§ **TASK OBJECTIVE**: Locate the lines of the listing below that hold "воздуха", then copy each of them.

....................

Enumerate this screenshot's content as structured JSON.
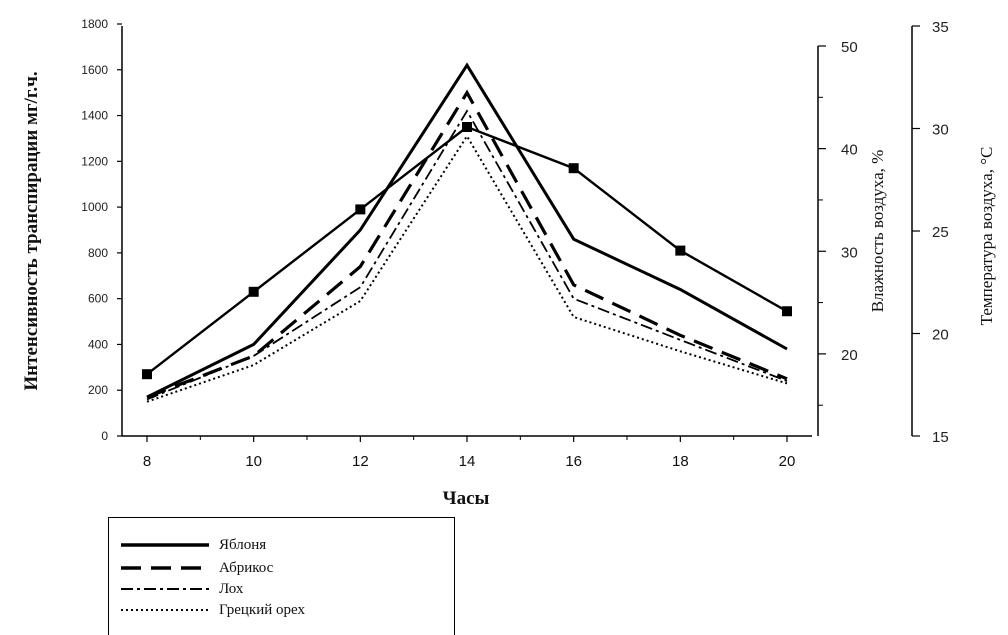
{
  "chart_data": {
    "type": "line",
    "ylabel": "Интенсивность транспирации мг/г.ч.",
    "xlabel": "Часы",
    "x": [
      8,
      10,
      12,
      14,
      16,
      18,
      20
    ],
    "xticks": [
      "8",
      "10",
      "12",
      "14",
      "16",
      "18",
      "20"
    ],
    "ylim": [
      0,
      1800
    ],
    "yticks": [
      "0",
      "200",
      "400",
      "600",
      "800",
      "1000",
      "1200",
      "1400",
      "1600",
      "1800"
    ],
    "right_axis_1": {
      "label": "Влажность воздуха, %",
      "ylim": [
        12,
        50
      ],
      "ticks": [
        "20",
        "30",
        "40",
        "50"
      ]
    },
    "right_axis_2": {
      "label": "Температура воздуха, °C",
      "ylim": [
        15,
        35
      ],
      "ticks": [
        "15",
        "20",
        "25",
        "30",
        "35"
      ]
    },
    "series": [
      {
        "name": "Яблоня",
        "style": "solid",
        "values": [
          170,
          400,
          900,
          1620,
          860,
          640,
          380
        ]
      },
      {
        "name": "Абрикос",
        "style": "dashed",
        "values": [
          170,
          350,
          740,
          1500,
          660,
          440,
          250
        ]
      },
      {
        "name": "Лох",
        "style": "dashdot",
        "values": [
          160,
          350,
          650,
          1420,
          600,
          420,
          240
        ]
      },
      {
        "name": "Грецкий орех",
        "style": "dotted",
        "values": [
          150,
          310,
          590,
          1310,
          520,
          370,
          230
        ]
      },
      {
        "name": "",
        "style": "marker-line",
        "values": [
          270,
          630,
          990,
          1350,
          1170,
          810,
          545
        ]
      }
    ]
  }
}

....................

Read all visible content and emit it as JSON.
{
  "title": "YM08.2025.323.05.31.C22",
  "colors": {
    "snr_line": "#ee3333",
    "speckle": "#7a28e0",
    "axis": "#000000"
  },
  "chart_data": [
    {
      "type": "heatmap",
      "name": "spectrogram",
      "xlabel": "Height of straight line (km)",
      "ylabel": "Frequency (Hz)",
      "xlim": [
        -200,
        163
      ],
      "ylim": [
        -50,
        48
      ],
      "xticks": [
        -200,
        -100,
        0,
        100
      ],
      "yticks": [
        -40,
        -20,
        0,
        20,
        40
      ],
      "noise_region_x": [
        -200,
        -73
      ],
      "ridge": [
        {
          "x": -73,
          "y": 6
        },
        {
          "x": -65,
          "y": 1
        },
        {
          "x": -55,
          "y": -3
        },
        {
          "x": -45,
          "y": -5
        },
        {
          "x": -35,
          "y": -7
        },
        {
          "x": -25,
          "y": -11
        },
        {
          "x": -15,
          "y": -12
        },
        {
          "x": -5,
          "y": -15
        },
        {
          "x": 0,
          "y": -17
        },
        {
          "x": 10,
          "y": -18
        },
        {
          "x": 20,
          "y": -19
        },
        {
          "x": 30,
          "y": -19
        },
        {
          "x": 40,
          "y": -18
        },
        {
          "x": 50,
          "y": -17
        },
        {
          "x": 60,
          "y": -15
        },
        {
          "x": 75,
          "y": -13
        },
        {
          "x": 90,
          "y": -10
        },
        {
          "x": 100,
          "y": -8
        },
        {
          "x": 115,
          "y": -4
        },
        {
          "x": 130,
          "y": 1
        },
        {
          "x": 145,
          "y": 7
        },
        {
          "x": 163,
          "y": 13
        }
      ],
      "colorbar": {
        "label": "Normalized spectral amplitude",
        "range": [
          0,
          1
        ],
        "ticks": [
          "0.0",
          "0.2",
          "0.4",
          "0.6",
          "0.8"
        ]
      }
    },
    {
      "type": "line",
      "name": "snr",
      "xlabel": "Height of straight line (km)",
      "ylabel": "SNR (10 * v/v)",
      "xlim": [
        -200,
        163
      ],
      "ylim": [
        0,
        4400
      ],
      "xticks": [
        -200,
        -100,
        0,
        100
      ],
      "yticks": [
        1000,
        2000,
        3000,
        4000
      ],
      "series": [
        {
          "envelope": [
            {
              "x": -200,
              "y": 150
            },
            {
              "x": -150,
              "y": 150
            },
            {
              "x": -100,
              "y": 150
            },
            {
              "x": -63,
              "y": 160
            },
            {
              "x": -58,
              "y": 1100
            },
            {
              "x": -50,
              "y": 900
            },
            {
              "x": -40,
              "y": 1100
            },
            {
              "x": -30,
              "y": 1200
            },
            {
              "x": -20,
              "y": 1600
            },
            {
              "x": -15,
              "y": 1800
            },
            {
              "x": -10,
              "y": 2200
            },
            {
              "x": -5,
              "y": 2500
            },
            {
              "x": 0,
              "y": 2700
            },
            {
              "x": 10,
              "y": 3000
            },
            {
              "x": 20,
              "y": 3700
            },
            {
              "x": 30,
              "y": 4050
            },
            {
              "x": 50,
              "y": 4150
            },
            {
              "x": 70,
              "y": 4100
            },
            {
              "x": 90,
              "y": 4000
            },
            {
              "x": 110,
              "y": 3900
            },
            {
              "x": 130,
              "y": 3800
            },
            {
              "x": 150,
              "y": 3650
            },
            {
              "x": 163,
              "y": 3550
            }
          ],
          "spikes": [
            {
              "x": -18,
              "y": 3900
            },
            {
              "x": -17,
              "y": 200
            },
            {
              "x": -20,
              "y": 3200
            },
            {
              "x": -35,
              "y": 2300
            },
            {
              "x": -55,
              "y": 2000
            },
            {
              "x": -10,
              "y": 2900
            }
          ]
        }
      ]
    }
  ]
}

....................

§ **COMPLETE RESPONSE**:
      "label": "Влажность воздуха, %",
      "label": "Температура воздуха, °C",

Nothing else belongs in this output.